(Some records)
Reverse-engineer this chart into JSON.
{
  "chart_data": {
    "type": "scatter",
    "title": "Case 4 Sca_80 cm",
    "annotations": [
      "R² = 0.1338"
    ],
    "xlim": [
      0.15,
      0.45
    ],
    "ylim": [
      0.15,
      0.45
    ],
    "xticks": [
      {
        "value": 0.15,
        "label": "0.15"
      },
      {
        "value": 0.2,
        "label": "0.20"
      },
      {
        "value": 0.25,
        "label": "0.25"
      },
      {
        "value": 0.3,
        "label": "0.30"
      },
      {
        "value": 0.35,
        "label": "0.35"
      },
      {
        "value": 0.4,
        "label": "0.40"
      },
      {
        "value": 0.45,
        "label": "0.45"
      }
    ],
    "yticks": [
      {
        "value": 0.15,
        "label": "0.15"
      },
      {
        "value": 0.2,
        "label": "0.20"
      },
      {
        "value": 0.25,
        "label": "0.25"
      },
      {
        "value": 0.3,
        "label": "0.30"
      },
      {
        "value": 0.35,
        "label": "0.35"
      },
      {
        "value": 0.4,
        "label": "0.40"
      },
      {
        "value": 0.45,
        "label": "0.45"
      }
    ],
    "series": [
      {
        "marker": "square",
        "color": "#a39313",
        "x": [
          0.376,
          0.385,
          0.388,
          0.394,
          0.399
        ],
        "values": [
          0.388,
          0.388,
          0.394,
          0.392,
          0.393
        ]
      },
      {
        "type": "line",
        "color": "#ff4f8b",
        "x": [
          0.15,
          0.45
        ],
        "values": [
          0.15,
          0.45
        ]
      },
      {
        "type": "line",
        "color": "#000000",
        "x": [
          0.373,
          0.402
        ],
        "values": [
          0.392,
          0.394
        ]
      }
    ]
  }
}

▶ **Requirements**
Pick out each line above that includes "color" and show it.

▶ **Result below**
        "color": "#a39313",
        "color": "#ff4f8b",
        "color": "#000000",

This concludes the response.